INFORMATION GIVEN:

★ ★ ★ ★ ★ ★ ★

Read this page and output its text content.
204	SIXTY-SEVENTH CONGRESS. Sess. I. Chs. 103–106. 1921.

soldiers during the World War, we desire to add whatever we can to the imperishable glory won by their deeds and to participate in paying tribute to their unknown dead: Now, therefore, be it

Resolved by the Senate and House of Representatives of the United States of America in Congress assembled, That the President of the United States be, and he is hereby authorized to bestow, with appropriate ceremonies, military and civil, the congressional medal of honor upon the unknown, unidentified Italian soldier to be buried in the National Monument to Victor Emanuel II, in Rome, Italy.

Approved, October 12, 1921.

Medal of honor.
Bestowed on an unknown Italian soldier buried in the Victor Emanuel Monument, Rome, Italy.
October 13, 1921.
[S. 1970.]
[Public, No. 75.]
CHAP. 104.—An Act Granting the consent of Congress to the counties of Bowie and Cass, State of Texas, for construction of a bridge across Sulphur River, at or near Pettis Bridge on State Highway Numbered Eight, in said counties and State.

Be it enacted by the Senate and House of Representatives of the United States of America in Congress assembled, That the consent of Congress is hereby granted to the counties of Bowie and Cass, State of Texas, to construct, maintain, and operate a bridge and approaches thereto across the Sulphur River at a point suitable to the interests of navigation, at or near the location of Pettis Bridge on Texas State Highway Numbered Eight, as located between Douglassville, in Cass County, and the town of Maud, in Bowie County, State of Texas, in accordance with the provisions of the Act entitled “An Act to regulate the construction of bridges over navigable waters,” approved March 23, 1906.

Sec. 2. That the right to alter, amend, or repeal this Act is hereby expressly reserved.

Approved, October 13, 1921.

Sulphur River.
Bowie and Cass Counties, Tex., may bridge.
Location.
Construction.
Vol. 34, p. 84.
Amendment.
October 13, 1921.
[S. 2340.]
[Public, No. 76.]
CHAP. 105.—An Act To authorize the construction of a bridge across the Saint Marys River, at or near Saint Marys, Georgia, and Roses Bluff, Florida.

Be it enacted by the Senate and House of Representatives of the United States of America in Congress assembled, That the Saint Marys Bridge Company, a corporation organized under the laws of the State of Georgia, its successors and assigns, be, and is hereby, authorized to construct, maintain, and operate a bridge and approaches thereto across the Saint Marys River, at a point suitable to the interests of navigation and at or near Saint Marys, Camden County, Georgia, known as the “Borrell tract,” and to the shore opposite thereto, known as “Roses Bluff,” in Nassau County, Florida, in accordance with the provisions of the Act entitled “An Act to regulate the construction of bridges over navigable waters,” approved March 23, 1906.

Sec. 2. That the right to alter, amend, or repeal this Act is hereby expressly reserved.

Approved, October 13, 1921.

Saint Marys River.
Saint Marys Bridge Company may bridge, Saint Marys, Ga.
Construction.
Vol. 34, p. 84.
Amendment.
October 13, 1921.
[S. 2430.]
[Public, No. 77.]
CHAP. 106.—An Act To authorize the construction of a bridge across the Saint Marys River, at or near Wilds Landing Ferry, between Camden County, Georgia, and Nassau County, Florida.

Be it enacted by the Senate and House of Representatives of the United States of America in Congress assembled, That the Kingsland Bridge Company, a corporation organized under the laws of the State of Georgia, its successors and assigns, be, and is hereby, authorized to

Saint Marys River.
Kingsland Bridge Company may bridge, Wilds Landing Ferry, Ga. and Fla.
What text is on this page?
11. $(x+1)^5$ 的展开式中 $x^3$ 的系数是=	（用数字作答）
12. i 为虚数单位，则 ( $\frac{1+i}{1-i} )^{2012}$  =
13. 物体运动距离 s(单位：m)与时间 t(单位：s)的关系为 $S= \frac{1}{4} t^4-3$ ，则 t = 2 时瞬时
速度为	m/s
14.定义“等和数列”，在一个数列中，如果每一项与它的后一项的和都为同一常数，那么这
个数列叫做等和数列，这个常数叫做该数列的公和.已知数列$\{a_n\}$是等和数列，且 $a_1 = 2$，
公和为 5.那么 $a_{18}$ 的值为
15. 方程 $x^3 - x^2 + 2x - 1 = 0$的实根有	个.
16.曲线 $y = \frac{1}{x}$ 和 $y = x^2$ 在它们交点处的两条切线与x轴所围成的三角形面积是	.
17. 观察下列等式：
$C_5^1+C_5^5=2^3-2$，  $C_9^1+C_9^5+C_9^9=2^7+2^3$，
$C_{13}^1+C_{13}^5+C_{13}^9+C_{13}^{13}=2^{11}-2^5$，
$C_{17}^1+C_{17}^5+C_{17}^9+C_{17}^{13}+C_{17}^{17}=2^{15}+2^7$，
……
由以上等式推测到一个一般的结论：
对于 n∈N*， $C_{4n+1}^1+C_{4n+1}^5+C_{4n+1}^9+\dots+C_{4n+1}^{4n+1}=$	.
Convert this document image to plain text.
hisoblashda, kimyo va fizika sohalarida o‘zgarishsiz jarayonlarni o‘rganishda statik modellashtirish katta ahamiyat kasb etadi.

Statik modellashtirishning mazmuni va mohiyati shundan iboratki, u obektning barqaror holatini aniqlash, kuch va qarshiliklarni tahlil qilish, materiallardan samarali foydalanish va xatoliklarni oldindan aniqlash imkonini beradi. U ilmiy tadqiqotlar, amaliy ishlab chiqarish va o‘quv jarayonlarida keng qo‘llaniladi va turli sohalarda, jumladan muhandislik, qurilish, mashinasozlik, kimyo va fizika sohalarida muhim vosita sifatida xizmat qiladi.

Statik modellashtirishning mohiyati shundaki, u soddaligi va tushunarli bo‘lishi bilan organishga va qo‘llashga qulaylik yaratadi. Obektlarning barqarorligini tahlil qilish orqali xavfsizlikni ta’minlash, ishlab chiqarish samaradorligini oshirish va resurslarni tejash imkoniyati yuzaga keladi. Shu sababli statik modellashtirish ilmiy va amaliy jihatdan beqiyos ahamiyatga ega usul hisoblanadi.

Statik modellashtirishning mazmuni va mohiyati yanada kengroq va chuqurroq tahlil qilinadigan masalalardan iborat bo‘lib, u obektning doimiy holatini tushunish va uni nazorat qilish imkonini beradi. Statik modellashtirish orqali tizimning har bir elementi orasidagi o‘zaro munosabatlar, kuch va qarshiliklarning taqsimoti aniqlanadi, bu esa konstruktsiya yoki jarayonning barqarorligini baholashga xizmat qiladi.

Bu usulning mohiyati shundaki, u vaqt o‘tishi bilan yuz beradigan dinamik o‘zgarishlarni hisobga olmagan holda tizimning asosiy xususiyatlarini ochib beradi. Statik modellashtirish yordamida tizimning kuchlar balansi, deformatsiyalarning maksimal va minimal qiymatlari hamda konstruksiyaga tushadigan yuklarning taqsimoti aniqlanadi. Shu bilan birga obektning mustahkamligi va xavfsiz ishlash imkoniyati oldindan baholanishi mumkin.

★ ★ ★ ★ ★ ★ ★

GOAL:
Reproduce precisely the span of lines that begins at the line containing "Convert this document image to plain text." and ends with the last line of the listing.

WRITTEN RESPONSE:
Convert this document image to plain text.
hisoblashda, kimyo va fizika sohalarida o‘zgarishsiz jarayonlarni o‘rganishda statik modellashtirish katta ahamiyat kasb etadi.

Statik modellashtirishning mazmuni va mohiyati shundan iboratki, u obektning barqaror holatini aniqlash, kuch va qarshiliklarni tahlil qilish, materiallardan samarali foydalanish va xatoliklarni oldindan aniqlash imkonini beradi. U ilmiy tadqiqotlar, amaliy ishlab chiqarish va o‘quv jarayonlarida keng qo‘llaniladi va turli sohalarda, jumladan muhandislik, qurilish, mashinasozlik, kimyo va fizika sohalarida muhim vosita sifatida xizmat qiladi.

Statik modellashtirishning mohiyati shundaki, u soddaligi va tushunarli bo‘lishi bilan organishga va qo‘llashga qulaylik yaratadi. Obektlarning barqarorligini tahlil qilish orqali xavfsizlikni ta’minlash, ishlab chiqarish samaradorligini oshirish va resurslarni tejash imkoniyati yuzaga keladi. Shu sababli statik modellashtirish ilmiy va amaliy jihatdan beqiyos ahamiyatga ega usul hisoblanadi.

Statik modellashtirishning mazmuni va mohiyati yanada kengroq va chuqurroq tahlil qilinadigan masalalardan iborat bo‘lib, u obektning doimiy holatini tushunish va uni nazorat qilish imkonini beradi. Statik modellashtirish orqali tizimning har bir elementi orasidagi o‘zaro munosabatlar, kuch va qarshiliklarning taqsimoti aniqlanadi, bu esa konstruktsiya yoki jarayonning barqarorligini baholashga xizmat qiladi.

Bu usulning mohiyati shundaki, u vaqt o‘tishi bilan yuz beradigan dinamik o‘zgarishlarni hisobga olmagan holda tizimning asosiy xususiyatlarini ochib beradi. Statik modellashtirish yordamida tizimning kuchlar balansi, deformatsiyalarning maksimal va minimal qiymatlari hamda konstruksiyaga tushadigan yuklarning taqsimoti aniqlanadi. Shu bilan birga obektning mustahkamligi va xavfsiz ishlash imkoniyati oldindan baholanishi mumkin.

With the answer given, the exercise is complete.